## GIVEN PROBLEM
Every entry below should be repeated exactly; the pictures should not.

** Start of THE RECORDS **

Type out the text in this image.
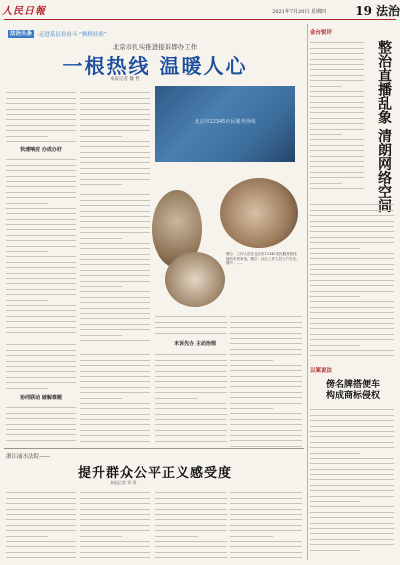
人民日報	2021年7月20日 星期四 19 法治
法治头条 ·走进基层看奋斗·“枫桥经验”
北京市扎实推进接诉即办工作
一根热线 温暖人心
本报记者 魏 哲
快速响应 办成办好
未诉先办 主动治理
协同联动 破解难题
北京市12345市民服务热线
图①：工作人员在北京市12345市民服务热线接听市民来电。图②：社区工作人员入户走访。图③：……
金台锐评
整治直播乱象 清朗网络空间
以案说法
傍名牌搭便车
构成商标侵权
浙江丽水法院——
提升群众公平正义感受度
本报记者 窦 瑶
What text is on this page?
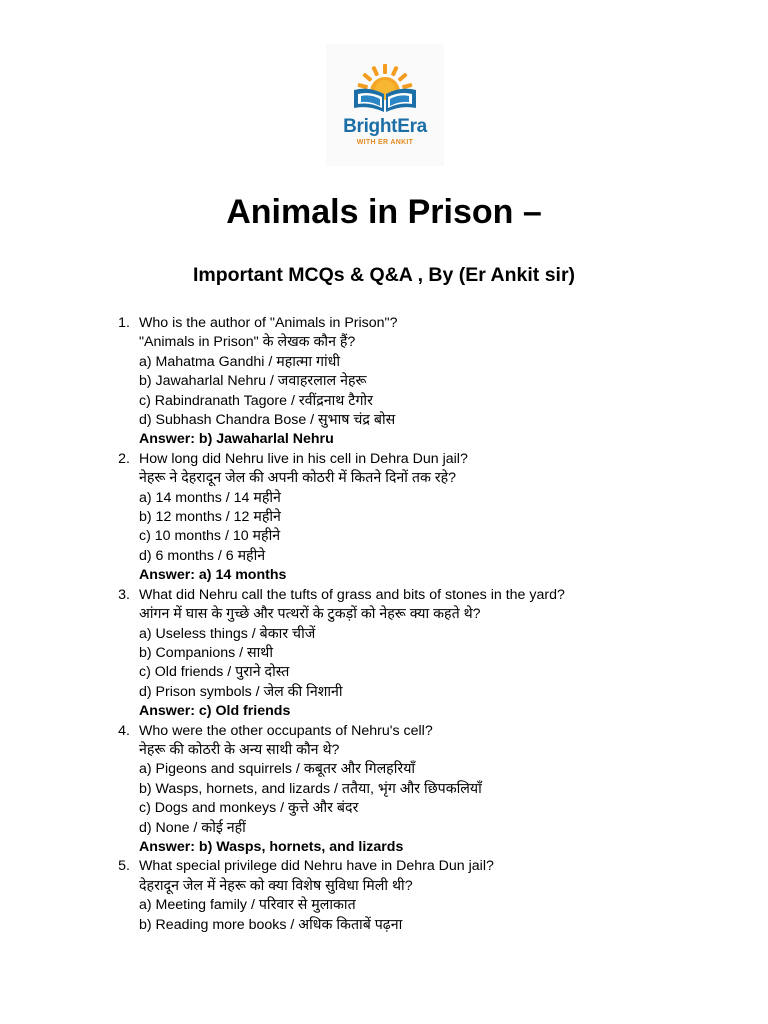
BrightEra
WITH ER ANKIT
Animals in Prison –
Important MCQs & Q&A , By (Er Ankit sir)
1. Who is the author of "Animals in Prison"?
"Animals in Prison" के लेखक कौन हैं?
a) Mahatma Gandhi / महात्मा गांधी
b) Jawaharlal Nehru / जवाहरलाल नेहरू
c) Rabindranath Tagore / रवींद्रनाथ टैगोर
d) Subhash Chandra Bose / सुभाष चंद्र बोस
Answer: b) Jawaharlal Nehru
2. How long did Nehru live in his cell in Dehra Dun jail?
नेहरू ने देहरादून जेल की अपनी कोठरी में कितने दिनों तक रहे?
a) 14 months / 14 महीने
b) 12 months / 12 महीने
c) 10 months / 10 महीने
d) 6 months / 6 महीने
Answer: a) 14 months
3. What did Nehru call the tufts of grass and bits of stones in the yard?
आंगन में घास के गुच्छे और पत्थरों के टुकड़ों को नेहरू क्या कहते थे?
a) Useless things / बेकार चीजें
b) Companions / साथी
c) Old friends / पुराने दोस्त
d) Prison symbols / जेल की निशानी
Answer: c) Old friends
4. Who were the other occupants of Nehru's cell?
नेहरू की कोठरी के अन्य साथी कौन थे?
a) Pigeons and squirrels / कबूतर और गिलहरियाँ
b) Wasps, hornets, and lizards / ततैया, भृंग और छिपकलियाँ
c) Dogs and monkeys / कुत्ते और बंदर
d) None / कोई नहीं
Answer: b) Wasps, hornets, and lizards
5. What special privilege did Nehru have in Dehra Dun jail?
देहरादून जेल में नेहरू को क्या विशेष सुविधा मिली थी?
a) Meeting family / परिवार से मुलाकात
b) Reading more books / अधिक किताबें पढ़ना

** End of THE RECORDS **

## IN RESPONSE
Type out the text in this image.
人民日報	2021年7月20日 星期四 19 法治
法治头条 ·走进基层看奋斗·“枫桥经验”
北京市扎实推进接诉即办工作
一根热线 温暖人心
本报记者 魏 哲
快速响应 办成办好
未诉先办 主动治理
协同联动 破解难题
北京市12345市民服务热线
图①：工作人员在北京市12345市民服务热线接听市民来电。图②：社区工作人员入户走访。图③：……
金台锐评
整治直播乱象 清朗网络空间
以案说法
傍名牌搭便车
构成商标侵权
浙江丽水法院——
提升群众公平正义感受度
本报记者 窦 瑶
What text is on this page?
BrightEra
WITH ER ANKIT
Animals in Prison –
Important MCQs & Q&A , By (Er Ankit sir)
1. Who is the author of "Animals in Prison"?
"Animals in Prison" के लेखक कौन हैं?
a) Mahatma Gandhi / महात्मा गांधी
b) Jawaharlal Nehru / जवाहरलाल नेहरू
c) Rabindranath Tagore / रवींद्रनाथ टैगोर
d) Subhash Chandra Bose / सुभाष चंद्र बोस
Answer: b) Jawaharlal Nehru
2. How long did Nehru live in his cell in Dehra Dun jail?
नेहरू ने देहरादून जेल की अपनी कोठरी में कितने दिनों तक रहे?
a) 14 months / 14 महीने
b) 12 months / 12 महीने
c) 10 months / 10 महीने
d) 6 months / 6 महीने
Answer: a) 14 months
3. What did Nehru call the tufts of grass and bits of stones in the yard?
आंगन में घास के गुच्छे और पत्थरों के टुकड़ों को नेहरू क्या कहते थे?
a) Useless things / बेकार चीजें
b) Companions / साथी
c) Old friends / पुराने दोस्त
d) Prison symbols / जेल की निशानी
Answer: c) Old friends
4. Who were the other occupants of Nehru's cell?
नेहरू की कोठरी के अन्य साथी कौन थे?
a) Pigeons and squirrels / कबूतर और गिलहरियाँ
b) Wasps, hornets, and lizards / ततैया, भृंग और छिपकलियाँ
c) Dogs and monkeys / कुत्ते और बंदर
d) None / कोई नहीं
Answer: b) Wasps, hornets, and lizards
5. What special privilege did Nehru have in Dehra Dun jail?
देहरादून जेल में नेहरू को क्या विशेष सुविधा मिली थी?
a) Meeting family / परिवार से मुलाकात
b) Reading more books / अधिक किताबें पढ़ना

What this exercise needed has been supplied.